CHALLENGE: Restate the data below word for word. Skip any images it contains.

INFORMATION SHOWN:
-- Start --

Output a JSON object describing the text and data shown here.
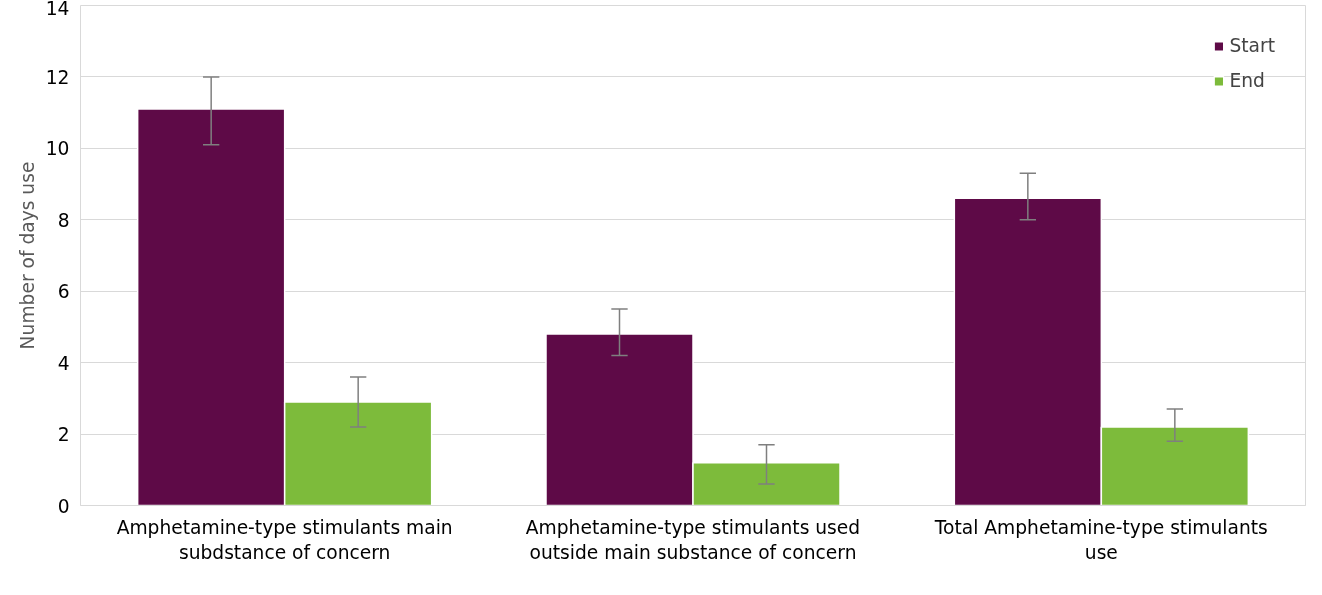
{
  "chart_data": {
    "type": "bar",
    "ylabel": "Number of days use",
    "categories": [
      "Amphetamine-type stimulants main subdstance of concern",
      "Amphetamine-type stimulants used outside main substance of concern",
      "Total Amphetamine-type stimulants use"
    ],
    "series": [
      {
        "name": "Start",
        "color": "#5e0a47",
        "values": [
          11.1,
          4.8,
          8.6
        ],
        "errors": [
          [
            10.1,
            12.0
          ],
          [
            4.2,
            5.5
          ],
          [
            8.0,
            9.3
          ]
        ]
      },
      {
        "name": "End",
        "color": "#7dbb3b",
        "values": [
          2.9,
          1.2,
          2.2
        ],
        "errors": [
          [
            2.2,
            3.6
          ],
          [
            0.6,
            1.7
          ],
          [
            1.8,
            2.7
          ]
        ]
      }
    ],
    "ylim": [
      0,
      14
    ],
    "yticks": [
      0,
      2,
      4,
      6,
      8,
      10,
      12,
      14
    ],
    "grid": "y",
    "legend": "top right"
  }
}
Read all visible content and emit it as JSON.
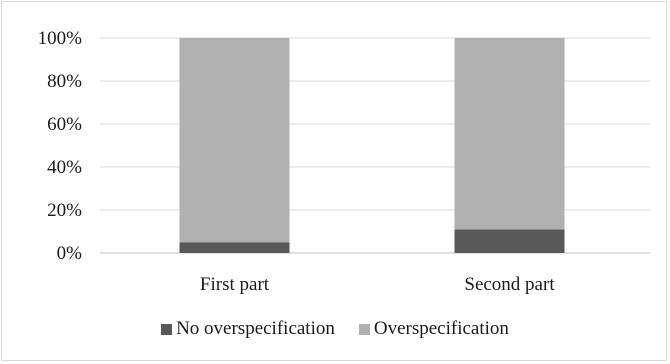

-- End --

TASK ANSWER:
Output a JSON object describing the text and data shown here.
{
  "chart_data": {
    "type": "bar",
    "ylabel": "Number of days use",
    "categories": [
      "Amphetamine-type stimulants main subdstance of concern",
      "Amphetamine-type stimulants used outside main substance of concern",
      "Total Amphetamine-type stimulants use"
    ],
    "series": [
      {
        "name": "Start",
        "color": "#5e0a47",
        "values": [
          11.1,
          4.8,
          8.6
        ],
        "errors": [
          [
            10.1,
            12.0
          ],
          [
            4.2,
            5.5
          ],
          [
            8.0,
            9.3
          ]
        ]
      },
      {
        "name": "End",
        "color": "#7dbb3b",
        "values": [
          2.9,
          1.2,
          2.2
        ],
        "errors": [
          [
            2.2,
            3.6
          ],
          [
            0.6,
            1.7
          ],
          [
            1.8,
            2.7
          ]
        ]
      }
    ],
    "ylim": [
      0,
      14
    ],
    "yticks": [
      0,
      2,
      4,
      6,
      8,
      10,
      12,
      14
    ],
    "grid": "y",
    "legend": "top right"
  }
}
Read all visible content and emit it as JSON.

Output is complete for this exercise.